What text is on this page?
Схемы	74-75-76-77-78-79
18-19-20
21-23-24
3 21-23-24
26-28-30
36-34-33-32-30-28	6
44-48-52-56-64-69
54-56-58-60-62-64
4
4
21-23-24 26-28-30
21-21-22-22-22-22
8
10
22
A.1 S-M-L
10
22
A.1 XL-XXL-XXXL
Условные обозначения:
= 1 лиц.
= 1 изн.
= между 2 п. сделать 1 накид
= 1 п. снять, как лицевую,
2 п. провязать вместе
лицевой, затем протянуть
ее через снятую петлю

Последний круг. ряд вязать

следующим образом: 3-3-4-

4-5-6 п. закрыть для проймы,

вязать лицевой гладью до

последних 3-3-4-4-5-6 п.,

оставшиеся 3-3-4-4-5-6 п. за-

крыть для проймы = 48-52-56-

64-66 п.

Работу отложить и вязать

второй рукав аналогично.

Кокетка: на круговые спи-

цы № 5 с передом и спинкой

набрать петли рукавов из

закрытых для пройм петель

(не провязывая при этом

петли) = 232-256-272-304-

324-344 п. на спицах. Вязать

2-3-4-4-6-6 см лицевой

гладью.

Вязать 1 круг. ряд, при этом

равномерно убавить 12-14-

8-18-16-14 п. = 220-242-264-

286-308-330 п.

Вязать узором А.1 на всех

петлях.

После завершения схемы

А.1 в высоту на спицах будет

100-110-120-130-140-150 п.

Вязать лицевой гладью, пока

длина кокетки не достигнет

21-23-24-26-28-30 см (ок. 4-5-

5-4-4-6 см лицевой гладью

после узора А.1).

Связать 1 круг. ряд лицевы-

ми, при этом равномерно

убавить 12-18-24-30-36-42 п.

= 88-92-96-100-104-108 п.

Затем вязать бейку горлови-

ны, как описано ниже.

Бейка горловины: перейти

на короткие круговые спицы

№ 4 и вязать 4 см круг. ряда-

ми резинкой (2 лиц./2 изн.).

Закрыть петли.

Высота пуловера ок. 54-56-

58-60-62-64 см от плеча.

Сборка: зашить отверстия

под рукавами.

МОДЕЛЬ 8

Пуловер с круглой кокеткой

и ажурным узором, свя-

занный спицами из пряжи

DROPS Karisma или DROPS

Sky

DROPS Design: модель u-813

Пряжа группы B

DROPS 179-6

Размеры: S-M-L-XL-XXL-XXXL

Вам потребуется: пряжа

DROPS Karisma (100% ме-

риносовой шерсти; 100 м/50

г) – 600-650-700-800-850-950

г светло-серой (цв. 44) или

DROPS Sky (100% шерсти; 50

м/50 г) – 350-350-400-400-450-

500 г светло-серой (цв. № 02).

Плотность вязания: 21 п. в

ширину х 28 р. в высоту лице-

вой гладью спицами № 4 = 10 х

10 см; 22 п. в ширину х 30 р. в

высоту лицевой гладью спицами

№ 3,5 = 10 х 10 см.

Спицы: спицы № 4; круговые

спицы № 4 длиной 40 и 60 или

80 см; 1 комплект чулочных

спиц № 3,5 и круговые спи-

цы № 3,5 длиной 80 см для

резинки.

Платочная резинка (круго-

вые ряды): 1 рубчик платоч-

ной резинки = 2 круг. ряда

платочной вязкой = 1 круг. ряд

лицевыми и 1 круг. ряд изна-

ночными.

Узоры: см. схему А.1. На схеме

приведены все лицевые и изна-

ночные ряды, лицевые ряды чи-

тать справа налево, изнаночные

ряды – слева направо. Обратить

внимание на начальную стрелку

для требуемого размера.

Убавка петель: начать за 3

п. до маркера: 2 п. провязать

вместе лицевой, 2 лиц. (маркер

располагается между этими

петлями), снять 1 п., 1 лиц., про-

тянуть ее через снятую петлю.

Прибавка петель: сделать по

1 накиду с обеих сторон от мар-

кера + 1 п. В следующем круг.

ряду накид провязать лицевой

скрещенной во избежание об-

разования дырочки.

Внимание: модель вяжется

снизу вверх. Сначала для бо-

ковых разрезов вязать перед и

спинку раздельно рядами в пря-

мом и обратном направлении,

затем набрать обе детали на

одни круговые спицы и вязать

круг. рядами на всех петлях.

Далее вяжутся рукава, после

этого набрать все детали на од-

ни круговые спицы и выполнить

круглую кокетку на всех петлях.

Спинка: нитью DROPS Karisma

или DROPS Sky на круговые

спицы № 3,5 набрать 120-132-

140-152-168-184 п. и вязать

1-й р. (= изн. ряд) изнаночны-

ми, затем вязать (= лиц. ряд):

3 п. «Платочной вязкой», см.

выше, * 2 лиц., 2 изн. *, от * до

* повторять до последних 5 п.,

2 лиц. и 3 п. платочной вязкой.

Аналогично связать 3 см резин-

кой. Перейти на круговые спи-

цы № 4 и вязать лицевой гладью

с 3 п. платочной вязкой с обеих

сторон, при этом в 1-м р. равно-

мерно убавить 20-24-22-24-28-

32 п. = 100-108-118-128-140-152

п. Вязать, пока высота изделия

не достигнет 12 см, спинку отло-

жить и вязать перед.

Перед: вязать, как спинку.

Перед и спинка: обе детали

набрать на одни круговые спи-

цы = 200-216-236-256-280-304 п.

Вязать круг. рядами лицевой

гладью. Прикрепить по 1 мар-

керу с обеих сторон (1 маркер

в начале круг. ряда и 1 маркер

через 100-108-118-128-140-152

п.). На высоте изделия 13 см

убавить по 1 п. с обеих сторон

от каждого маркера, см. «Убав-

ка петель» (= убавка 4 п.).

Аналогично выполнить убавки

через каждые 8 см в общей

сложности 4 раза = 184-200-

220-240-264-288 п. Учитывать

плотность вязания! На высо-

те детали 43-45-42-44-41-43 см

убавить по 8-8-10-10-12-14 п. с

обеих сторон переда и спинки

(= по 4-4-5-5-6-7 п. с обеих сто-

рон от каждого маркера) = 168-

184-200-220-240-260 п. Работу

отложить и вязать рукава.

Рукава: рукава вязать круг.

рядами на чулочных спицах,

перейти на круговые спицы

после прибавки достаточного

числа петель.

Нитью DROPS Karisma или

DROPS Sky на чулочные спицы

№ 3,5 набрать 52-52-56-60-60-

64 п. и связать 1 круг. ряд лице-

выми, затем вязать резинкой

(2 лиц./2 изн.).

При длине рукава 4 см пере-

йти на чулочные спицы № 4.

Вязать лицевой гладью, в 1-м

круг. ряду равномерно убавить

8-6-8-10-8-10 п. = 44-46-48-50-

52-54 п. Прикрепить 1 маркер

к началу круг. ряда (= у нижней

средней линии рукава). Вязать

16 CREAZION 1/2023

**Challenge:**
Determine the number of lines where the string "узором" occurs, and give that number only.

**Correct response:**
2